--- RECORDS SHOWN ---

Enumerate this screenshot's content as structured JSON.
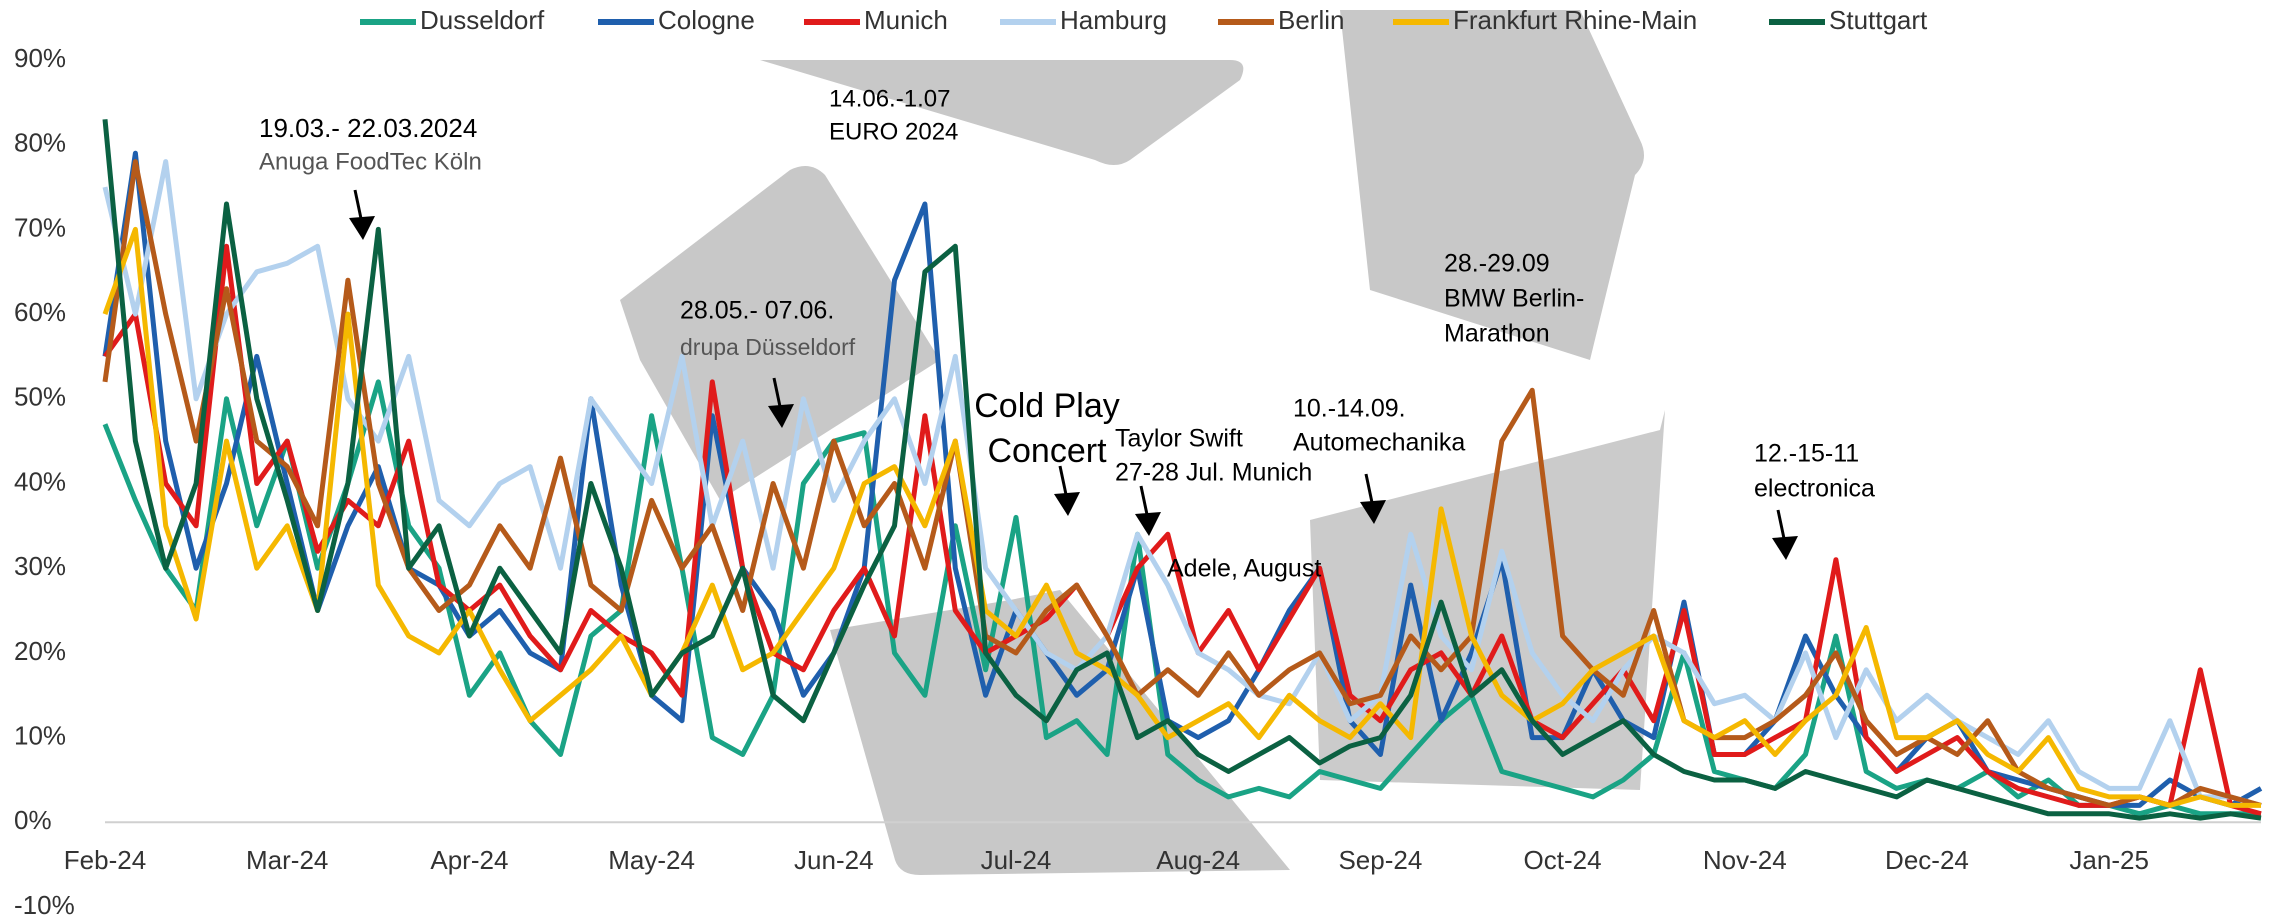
{
  "chart_data": {
    "type": "line",
    "categories": [
      "Feb-24",
      null,
      null,
      null,
      null,
      null,
      "Mar-24",
      null,
      null,
      null,
      null,
      null,
      "Apr-24",
      null,
      null,
      null,
      null,
      null,
      "May-24",
      null,
      null,
      null,
      null,
      null,
      "Jun-24",
      null,
      null,
      null,
      null,
      null,
      "Jul-24",
      null,
      null,
      null,
      null,
      null,
      "Aug-24",
      null,
      null,
      null,
      null,
      null,
      "Sep-24",
      null,
      null,
      null,
      null,
      null,
      "Oct-24",
      null,
      null,
      null,
      null,
      null,
      "Nov-24",
      null,
      null,
      null,
      null,
      null,
      "Dec-24",
      null,
      null,
      null,
      null,
      null,
      "Jan-25",
      null,
      null,
      null,
      null,
      null
    ],
    "ylim": [
      -10,
      90
    ],
    "yticks": [
      {
        "value": -10,
        "label": "-10%"
      },
      {
        "value": 0,
        "label": "0%"
      },
      {
        "value": 10,
        "label": "10%"
      },
      {
        "value": 20,
        "label": "20%"
      },
      {
        "value": 30,
        "label": "30%"
      },
      {
        "value": 40,
        "label": "40%"
      },
      {
        "value": 50,
        "label": "50%"
      },
      {
        "value": 60,
        "label": "60%"
      },
      {
        "value": 70,
        "label": "70%"
      },
      {
        "value": 80,
        "label": "80%"
      },
      {
        "value": 90,
        "label": "90%"
      }
    ],
    "grid": false,
    "legend": "top",
    "series": [
      {
        "name": "Dusseldorf",
        "color": "#1aa385",
        "values": [
          47,
          38,
          30,
          25,
          50,
          35,
          45,
          30,
          40,
          52,
          35,
          30,
          15,
          20,
          12,
          8,
          22,
          25,
          48,
          30,
          10,
          8,
          15,
          40,
          45,
          46,
          20,
          15,
          35,
          18,
          36,
          10,
          12,
          8,
          34,
          8,
          5,
          3,
          4,
          3,
          6,
          5,
          4,
          8,
          12,
          15,
          6,
          5,
          4,
          3,
          5,
          8,
          20,
          6,
          5,
          4,
          8,
          22,
          6,
          4,
          5,
          4,
          6,
          3,
          5,
          2,
          2,
          1,
          2,
          1,
          1,
          1
        ]
      },
      {
        "name": "Cologne",
        "color": "#1f5fad",
        "values": [
          55,
          79,
          45,
          30,
          40,
          55,
          40,
          25,
          35,
          42,
          30,
          28,
          22,
          25,
          20,
          18,
          50,
          28,
          15,
          12,
          48,
          30,
          25,
          15,
          20,
          30,
          64,
          73,
          30,
          15,
          25,
          20,
          15,
          18,
          30,
          12,
          10,
          12,
          18,
          25,
          30,
          12,
          8,
          28,
          12,
          20,
          31,
          10,
          10,
          18,
          12,
          10,
          26,
          8,
          8,
          12,
          22,
          15,
          10,
          6,
          10,
          12,
          6,
          5,
          4,
          3,
          2,
          2,
          5,
          3,
          2,
          4
        ]
      },
      {
        "name": "Munich",
        "color": "#e01b1b",
        "values": [
          55,
          60,
          40,
          35,
          68,
          40,
          45,
          32,
          38,
          35,
          45,
          28,
          25,
          28,
          22,
          18,
          25,
          22,
          20,
          15,
          52,
          30,
          20,
          18,
          25,
          30,
          22,
          48,
          25,
          20,
          22,
          24,
          28,
          22,
          30,
          34,
          20,
          25,
          18,
          24,
          30,
          15,
          12,
          18,
          20,
          15,
          22,
          12,
          10,
          14,
          18,
          12,
          25,
          8,
          8,
          10,
          12,
          31,
          10,
          6,
          8,
          10,
          6,
          4,
          3,
          2,
          2,
          3,
          2,
          18,
          2,
          1
        ]
      },
      {
        "name": "Hamburg",
        "color": "#b3d1ee",
        "values": [
          75,
          60,
          78,
          50,
          60,
          65,
          66,
          68,
          50,
          45,
          55,
          38,
          35,
          40,
          42,
          30,
          50,
          45,
          40,
          55,
          35,
          45,
          30,
          50,
          38,
          45,
          50,
          40,
          55,
          30,
          25,
          20,
          18,
          22,
          34,
          28,
          20,
          18,
          15,
          14,
          20,
          12,
          15,
          34,
          22,
          18,
          32,
          20,
          15,
          12,
          18,
          22,
          20,
          14,
          15,
          12,
          20,
          10,
          18,
          12,
          15,
          12,
          10,
          8,
          12,
          6,
          4,
          4,
          12,
          3,
          3,
          2
        ]
      },
      {
        "name": "Berlin",
        "color": "#b55a1a",
        "values": [
          52,
          78,
          60,
          45,
          63,
          45,
          42,
          35,
          64,
          40,
          30,
          25,
          28,
          35,
          30,
          43,
          28,
          25,
          38,
          30,
          35,
          25,
          40,
          30,
          45,
          35,
          40,
          30,
          45,
          22,
          20,
          25,
          28,
          22,
          15,
          18,
          15,
          20,
          15,
          18,
          20,
          14,
          15,
          22,
          18,
          22,
          45,
          51,
          22,
          18,
          15,
          25,
          12,
          10,
          10,
          12,
          15,
          20,
          12,
          8,
          10,
          8,
          12,
          6,
          4,
          3,
          2,
          3,
          2,
          4,
          3,
          2
        ]
      },
      {
        "name": "Frankfurt Rhine-Main",
        "color": "#f5b800",
        "values": [
          60,
          70,
          35,
          24,
          45,
          30,
          35,
          25,
          60,
          28,
          22,
          20,
          25,
          18,
          12,
          15,
          18,
          22,
          15,
          20,
          28,
          18,
          20,
          25,
          30,
          40,
          42,
          35,
          45,
          25,
          22,
          28,
          20,
          18,
          15,
          10,
          12,
          14,
          10,
          15,
          12,
          10,
          14,
          10,
          37,
          22,
          15,
          12,
          14,
          18,
          20,
          22,
          12,
          10,
          12,
          8,
          12,
          15,
          23,
          10,
          10,
          12,
          8,
          6,
          10,
          4,
          3,
          3,
          2,
          3,
          2,
          2
        ]
      },
      {
        "name": "Stuttgart",
        "color": "#0b6142",
        "values": [
          83,
          45,
          30,
          40,
          73,
          50,
          38,
          25,
          40,
          70,
          30,
          35,
          22,
          30,
          25,
          20,
          40,
          30,
          15,
          20,
          22,
          30,
          15,
          12,
          20,
          28,
          35,
          65,
          68,
          20,
          15,
          12,
          18,
          20,
          10,
          12,
          8,
          6,
          8,
          10,
          7,
          9,
          10,
          15,
          26,
          15,
          18,
          12,
          8,
          10,
          12,
          8,
          6,
          5,
          5,
          4,
          6,
          5,
          4,
          3,
          5,
          4,
          3,
          2,
          1,
          1,
          1,
          0.5,
          1,
          0.5,
          1,
          0.5
        ]
      }
    ],
    "annotations": [
      {
        "lines": [
          "19.03.- 22.03.2024",
          "Anuga FoodTec Köln"
        ]
      },
      {
        "lines": [
          "14.06.-1.07",
          "EURO 2024"
        ]
      },
      {
        "lines": [
          "28.05.- 07.06.",
          "drupa Düsseldorf"
        ]
      },
      {
        "lines": [
          "Cold Play",
          "Concert"
        ]
      },
      {
        "lines": [
          "Taylor Swift",
          "27-28 Jul. Munich"
        ]
      },
      {
        "lines": [
          "Adele, August"
        ]
      },
      {
        "lines": [
          "10.-14.09.",
          "Automechanika"
        ]
      },
      {
        "lines": [
          "28.-29.09",
          "BMW Berlin-",
          "Marathon"
        ]
      },
      {
        "lines": [
          "12.-15-11",
          "electronica"
        ]
      }
    ]
  }
}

---

All lines above containing the string "color" are to be collected.

        "color": "#1aa385",
        "color": "#1f5fad",
        "color": "#e01b1b",
        "color": "#b3d1ee",
        "color": "#b55a1a",
        "color": "#f5b800",
        "color": "#0b6142",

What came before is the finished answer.